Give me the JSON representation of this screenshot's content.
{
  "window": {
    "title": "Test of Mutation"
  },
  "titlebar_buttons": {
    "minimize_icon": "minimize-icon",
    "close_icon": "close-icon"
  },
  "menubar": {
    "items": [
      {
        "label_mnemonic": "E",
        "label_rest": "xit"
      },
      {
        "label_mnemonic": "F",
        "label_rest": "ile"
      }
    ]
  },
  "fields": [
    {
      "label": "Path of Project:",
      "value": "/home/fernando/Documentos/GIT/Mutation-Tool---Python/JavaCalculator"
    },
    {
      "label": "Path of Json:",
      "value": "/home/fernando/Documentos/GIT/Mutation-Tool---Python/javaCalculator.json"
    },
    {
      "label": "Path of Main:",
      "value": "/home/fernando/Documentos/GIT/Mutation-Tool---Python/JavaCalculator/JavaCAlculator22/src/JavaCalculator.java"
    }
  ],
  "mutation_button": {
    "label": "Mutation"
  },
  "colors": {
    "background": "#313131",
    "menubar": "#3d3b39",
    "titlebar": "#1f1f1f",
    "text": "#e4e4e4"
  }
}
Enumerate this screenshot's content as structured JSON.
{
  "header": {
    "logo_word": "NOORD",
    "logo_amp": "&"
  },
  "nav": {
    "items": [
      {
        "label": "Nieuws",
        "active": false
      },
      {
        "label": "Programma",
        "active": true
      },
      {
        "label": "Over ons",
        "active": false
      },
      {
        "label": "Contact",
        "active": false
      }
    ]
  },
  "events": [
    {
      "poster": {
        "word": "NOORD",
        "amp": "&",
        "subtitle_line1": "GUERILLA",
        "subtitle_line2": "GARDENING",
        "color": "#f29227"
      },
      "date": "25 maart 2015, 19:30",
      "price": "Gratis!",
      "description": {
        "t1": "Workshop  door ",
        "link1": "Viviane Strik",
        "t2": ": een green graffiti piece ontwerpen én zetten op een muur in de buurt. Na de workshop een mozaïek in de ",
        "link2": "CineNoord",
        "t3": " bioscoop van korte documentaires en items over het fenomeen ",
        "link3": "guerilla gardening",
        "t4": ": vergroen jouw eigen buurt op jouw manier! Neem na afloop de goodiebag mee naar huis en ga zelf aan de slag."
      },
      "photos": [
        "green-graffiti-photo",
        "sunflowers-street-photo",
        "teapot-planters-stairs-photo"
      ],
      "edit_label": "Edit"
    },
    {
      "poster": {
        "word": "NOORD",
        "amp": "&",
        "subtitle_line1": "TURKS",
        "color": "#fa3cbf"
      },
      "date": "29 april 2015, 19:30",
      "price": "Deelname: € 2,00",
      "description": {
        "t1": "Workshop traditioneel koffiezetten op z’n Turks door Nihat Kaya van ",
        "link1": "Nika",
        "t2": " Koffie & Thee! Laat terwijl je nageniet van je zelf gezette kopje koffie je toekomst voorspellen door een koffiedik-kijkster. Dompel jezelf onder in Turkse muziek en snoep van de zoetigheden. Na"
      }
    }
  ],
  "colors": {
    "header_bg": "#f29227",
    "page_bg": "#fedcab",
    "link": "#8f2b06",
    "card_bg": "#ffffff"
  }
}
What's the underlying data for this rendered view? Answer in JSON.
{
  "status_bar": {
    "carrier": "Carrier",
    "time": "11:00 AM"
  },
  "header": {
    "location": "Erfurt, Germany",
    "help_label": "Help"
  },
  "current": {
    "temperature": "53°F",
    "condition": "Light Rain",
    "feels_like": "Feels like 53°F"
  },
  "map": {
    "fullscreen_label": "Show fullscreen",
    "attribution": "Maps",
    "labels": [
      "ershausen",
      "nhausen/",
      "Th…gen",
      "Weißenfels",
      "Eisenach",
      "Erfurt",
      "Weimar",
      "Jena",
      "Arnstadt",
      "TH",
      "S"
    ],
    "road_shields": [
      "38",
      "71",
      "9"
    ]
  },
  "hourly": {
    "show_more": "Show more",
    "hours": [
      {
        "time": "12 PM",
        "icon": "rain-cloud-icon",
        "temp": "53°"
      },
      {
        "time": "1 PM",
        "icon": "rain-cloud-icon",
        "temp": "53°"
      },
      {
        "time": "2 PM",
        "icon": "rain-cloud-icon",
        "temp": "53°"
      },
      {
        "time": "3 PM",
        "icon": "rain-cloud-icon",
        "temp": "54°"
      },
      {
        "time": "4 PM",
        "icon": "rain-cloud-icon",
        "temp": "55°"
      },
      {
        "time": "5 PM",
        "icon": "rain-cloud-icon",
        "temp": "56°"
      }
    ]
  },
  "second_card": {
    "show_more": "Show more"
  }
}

**Task prompt:** Transcribe the full listing above without leaving anything out.

**Solution:**
Give me the JSON representation of this screenshot's content.
{
  "window": {
    "title": "Test of Mutation"
  },
  "titlebar_buttons": {
    "minimize_icon": "minimize-icon",
    "close_icon": "close-icon"
  },
  "menubar": {
    "items": [
      {
        "label_mnemonic": "E",
        "label_rest": "xit"
      },
      {
        "label_mnemonic": "F",
        "label_rest": "ile"
      }
    ]
  },
  "fields": [
    {
      "label": "Path of Project:",
      "value": "/home/fernando/Documentos/GIT/Mutation-Tool---Python/JavaCalculator"
    },
    {
      "label": "Path of Json:",
      "value": "/home/fernando/Documentos/GIT/Mutation-Tool---Python/javaCalculator.json"
    },
    {
      "label": "Path of Main:",
      "value": "/home/fernando/Documentos/GIT/Mutation-Tool---Python/JavaCalculator/JavaCAlculator22/src/JavaCalculator.java"
    }
  ],
  "mutation_button": {
    "label": "Mutation"
  },
  "colors": {
    "background": "#313131",
    "menubar": "#3d3b39",
    "titlebar": "#1f1f1f",
    "text": "#e4e4e4"
  }
}
Enumerate this screenshot's content as structured JSON.
{
  "header": {
    "logo_word": "NOORD",
    "logo_amp": "&"
  },
  "nav": {
    "items": [
      {
        "label": "Nieuws",
        "active": false
      },
      {
        "label": "Programma",
        "active": true
      },
      {
        "label": "Over ons",
        "active": false
      },
      {
        "label": "Contact",
        "active": false
      }
    ]
  },
  "events": [
    {
      "poster": {
        "word": "NOORD",
        "amp": "&",
        "subtitle_line1": "GUERILLA",
        "subtitle_line2": "GARDENING",
        "color": "#f29227"
      },
      "date": "25 maart 2015, 19:30",
      "price": "Gratis!",
      "description": {
        "t1": "Workshop  door ",
        "link1": "Viviane Strik",
        "t2": ": een green graffiti piece ontwerpen én zetten op een muur in de buurt. Na de workshop een mozaïek in de ",
        "link2": "CineNoord",
        "t3": " bioscoop van korte documentaires en items over het fenomeen ",
        "link3": "guerilla gardening",
        "t4": ": vergroen jouw eigen buurt op jouw manier! Neem na afloop de goodiebag mee naar huis en ga zelf aan de slag."
      },
      "photos": [
        "green-graffiti-photo",
        "sunflowers-street-photo",
        "teapot-planters-stairs-photo"
      ],
      "edit_label": "Edit"
    },
    {
      "poster": {
        "word": "NOORD",
        "amp": "&",
        "subtitle_line1": "TURKS",
        "color": "#fa3cbf"
      },
      "date": "29 april 2015, 19:30",
      "price": "Deelname: € 2,00",
      "description": {
        "t1": "Workshop traditioneel koffiezetten op z’n Turks door Nihat Kaya van ",
        "link1": "Nika",
        "t2": " Koffie & Thee! Laat terwijl je nageniet van je zelf gezette kopje koffie je toekomst voorspellen door een koffiedik-kijkster. Dompel jezelf onder in Turkse muziek en snoep van de zoetigheden. Na"
      }
    }
  ],
  "colors": {
    "header_bg": "#f29227",
    "page_bg": "#fedcab",
    "link": "#8f2b06",
    "card_bg": "#ffffff"
  }
}
What's the underlying data for this rendered view? Answer in JSON.
{
  "status_bar": {
    "carrier": "Carrier",
    "time": "11:00 AM"
  },
  "header": {
    "location": "Erfurt, Germany",
    "help_label": "Help"
  },
  "current": {
    "temperature": "53°F",
    "condition": "Light Rain",
    "feels_like": "Feels like 53°F"
  },
  "map": {
    "fullscreen_label": "Show fullscreen",
    "attribution": "Maps",
    "labels": [
      "ershausen",
      "nhausen/",
      "Th…gen",
      "Weißenfels",
      "Eisenach",
      "Erfurt",
      "Weimar",
      "Jena",
      "Arnstadt",
      "TH",
      "S"
    ],
    "road_shields": [
      "38",
      "71",
      "9"
    ]
  },
  "hourly": {
    "show_more": "Show more",
    "hours": [
      {
        "time": "12 PM",
        "icon": "rain-cloud-icon",
        "temp": "53°"
      },
      {
        "time": "1 PM",
        "icon": "rain-cloud-icon",
        "temp": "53°"
      },
      {
        "time": "2 PM",
        "icon": "rain-cloud-icon",
        "temp": "53°"
      },
      {
        "time": "3 PM",
        "icon": "rain-cloud-icon",
        "temp": "54°"
      },
      {
        "time": "4 PM",
        "icon": "rain-cloud-icon",
        "temp": "55°"
      },
      {
        "time": "5 PM",
        "icon": "rain-cloud-icon",
        "temp": "56°"
      }
    ]
  },
  "second_card": {
    "show_more": "Show more"
  }
}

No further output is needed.